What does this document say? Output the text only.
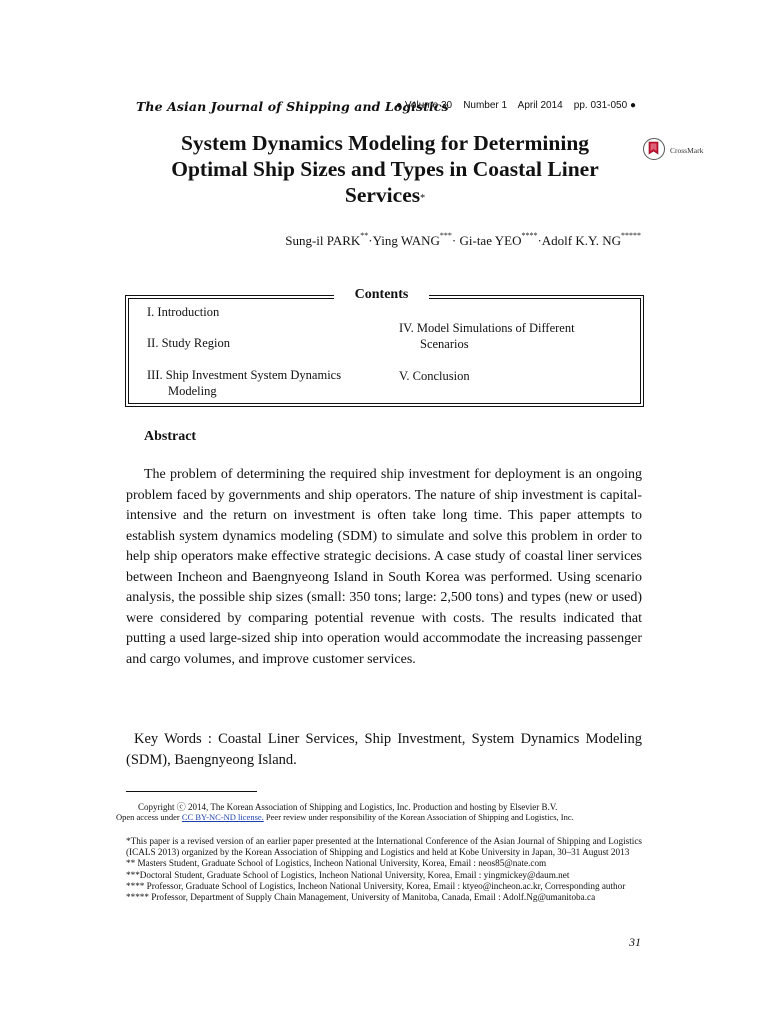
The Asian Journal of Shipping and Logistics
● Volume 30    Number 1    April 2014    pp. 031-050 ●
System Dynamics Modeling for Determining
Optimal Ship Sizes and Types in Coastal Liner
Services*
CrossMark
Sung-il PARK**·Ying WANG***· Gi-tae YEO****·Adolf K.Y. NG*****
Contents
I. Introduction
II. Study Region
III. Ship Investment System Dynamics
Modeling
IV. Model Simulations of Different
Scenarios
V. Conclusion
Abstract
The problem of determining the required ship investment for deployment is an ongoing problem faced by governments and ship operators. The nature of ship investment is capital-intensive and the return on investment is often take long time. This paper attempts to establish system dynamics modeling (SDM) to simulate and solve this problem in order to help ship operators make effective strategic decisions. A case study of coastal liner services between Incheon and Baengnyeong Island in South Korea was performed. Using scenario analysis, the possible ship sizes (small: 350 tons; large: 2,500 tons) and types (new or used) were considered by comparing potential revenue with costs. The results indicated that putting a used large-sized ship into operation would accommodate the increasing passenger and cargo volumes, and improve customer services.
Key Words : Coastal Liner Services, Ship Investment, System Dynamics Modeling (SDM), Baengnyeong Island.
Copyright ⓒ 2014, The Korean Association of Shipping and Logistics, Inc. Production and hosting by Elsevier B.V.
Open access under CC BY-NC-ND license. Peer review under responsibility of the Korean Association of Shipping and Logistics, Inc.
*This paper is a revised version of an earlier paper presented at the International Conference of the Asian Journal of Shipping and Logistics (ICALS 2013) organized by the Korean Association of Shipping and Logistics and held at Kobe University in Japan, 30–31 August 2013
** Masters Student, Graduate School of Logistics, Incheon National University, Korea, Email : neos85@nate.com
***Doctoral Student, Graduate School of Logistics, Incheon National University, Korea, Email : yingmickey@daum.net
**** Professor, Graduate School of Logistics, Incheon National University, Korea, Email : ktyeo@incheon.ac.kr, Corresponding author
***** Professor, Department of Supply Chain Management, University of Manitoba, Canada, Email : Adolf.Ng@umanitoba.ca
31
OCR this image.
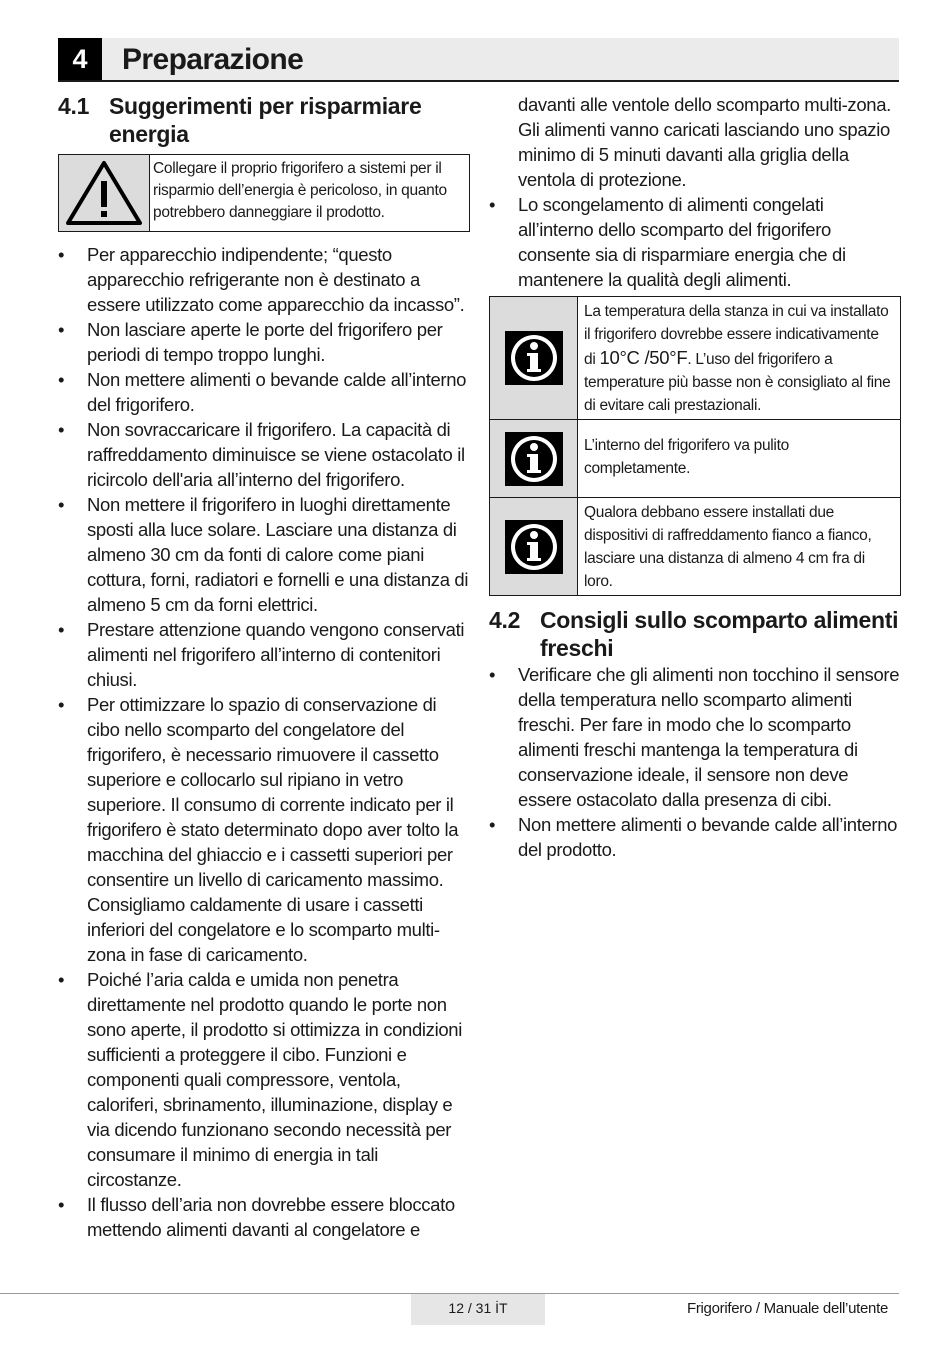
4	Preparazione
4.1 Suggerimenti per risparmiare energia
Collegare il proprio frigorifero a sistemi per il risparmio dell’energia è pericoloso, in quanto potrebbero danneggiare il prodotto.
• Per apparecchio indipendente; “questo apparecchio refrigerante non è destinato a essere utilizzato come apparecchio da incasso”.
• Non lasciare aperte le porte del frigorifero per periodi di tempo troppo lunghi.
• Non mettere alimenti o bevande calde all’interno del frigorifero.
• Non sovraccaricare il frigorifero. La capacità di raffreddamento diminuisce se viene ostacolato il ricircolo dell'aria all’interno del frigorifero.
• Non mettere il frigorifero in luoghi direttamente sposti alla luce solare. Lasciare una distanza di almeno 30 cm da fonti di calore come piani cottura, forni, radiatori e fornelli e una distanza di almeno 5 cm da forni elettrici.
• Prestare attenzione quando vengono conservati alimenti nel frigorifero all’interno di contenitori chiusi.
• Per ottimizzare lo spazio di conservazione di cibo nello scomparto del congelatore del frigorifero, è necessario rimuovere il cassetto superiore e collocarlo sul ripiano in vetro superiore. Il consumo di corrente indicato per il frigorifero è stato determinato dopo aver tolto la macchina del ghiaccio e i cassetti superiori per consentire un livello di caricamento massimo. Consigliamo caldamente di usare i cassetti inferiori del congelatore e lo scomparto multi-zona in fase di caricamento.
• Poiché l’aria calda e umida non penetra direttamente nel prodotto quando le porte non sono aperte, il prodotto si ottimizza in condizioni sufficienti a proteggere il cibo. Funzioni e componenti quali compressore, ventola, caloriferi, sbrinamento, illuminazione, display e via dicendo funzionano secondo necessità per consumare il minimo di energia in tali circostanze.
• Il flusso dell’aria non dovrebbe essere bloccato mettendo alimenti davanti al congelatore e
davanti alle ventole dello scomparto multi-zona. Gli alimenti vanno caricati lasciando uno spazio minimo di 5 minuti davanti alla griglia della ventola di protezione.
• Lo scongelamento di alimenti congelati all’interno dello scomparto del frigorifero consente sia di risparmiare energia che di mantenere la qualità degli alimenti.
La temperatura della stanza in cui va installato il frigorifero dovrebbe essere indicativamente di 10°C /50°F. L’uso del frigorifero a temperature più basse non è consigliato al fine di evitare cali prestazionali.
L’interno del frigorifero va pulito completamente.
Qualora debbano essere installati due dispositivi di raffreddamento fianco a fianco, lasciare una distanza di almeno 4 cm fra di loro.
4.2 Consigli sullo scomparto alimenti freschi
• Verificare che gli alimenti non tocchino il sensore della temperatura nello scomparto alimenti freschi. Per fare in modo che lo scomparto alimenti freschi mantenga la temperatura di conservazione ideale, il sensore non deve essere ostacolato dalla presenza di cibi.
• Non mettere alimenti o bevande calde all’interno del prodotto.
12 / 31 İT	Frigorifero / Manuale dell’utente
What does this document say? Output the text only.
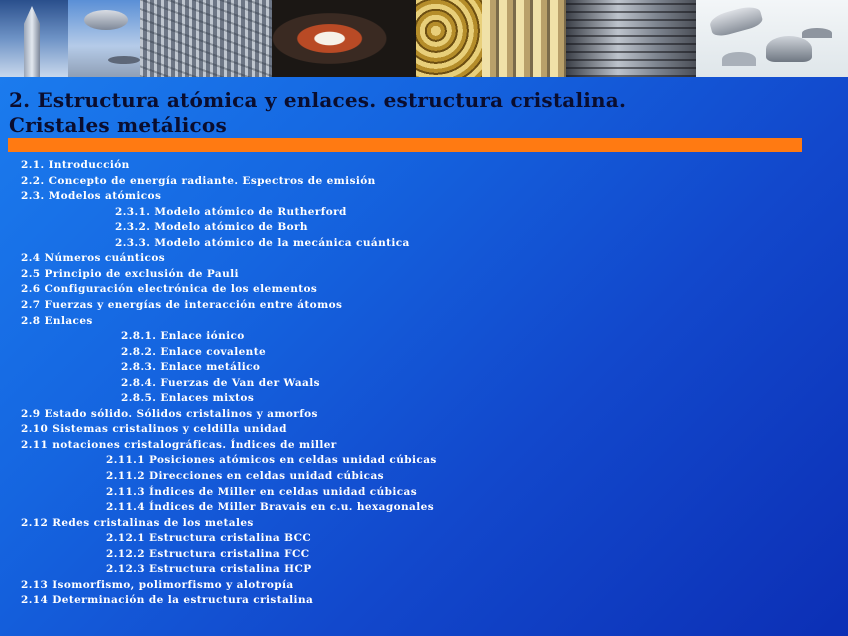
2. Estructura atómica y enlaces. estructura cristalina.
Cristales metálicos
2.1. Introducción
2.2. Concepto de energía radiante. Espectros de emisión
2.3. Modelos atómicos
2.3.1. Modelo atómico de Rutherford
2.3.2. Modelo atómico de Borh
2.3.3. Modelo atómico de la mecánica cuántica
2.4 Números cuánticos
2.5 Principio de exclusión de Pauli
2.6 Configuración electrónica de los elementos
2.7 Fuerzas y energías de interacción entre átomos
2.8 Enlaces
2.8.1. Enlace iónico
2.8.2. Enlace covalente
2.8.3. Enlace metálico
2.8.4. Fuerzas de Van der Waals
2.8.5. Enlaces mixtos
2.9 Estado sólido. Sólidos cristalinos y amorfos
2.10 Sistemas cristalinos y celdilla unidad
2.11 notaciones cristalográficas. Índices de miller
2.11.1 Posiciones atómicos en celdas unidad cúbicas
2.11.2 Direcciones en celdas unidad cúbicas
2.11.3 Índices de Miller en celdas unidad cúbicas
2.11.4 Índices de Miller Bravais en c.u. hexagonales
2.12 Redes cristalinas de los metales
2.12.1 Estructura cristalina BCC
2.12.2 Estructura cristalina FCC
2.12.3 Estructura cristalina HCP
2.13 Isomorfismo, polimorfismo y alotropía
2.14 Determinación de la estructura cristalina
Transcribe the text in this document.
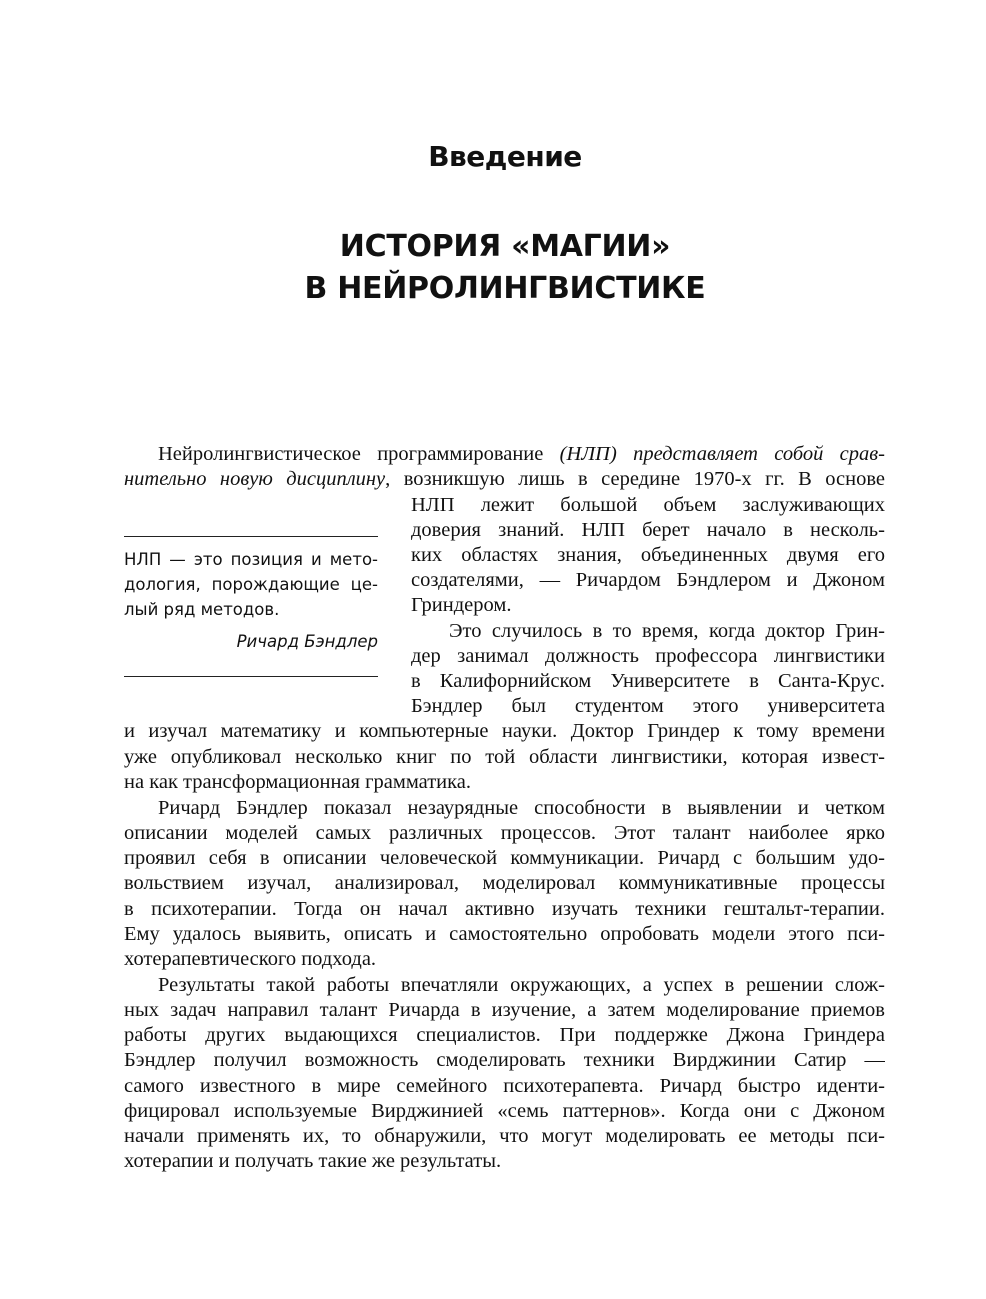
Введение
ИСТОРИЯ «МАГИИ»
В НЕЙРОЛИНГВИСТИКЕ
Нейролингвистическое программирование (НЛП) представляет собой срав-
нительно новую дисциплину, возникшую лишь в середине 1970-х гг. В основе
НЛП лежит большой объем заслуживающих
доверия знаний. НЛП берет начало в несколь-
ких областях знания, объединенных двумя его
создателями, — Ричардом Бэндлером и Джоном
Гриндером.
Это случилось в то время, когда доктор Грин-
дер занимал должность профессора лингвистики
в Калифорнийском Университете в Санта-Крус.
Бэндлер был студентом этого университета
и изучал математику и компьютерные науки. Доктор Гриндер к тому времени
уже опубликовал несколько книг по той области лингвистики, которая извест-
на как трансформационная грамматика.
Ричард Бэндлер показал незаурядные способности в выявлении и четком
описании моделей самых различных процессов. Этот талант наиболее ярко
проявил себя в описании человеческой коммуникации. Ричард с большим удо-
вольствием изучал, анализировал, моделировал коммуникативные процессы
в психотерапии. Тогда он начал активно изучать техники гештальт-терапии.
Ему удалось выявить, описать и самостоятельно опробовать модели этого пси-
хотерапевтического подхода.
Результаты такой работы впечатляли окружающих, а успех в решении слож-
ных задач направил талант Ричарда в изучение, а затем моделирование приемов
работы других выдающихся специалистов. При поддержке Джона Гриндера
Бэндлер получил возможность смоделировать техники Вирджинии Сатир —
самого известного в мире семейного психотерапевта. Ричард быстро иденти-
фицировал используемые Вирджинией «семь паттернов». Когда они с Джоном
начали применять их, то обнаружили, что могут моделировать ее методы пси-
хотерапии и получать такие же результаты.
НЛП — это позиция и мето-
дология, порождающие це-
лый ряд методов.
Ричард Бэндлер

-*-

Report how many lines in these entries contain "dovrebbe". Answer with the number only.

2